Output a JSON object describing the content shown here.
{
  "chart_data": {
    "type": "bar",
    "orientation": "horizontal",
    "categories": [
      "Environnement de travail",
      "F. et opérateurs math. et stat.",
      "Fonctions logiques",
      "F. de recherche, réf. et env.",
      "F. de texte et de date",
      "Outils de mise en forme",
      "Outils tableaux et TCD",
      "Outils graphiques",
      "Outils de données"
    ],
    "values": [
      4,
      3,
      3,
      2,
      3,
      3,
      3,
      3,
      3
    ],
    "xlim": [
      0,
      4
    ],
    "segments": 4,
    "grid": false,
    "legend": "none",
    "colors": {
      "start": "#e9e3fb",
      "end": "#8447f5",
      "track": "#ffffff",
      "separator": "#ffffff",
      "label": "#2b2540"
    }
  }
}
==============================
§ **Instructions to follow**: Every line of the listing that holds "Outils" is to be counted; give only the resulting number.

§ **The solution**: 4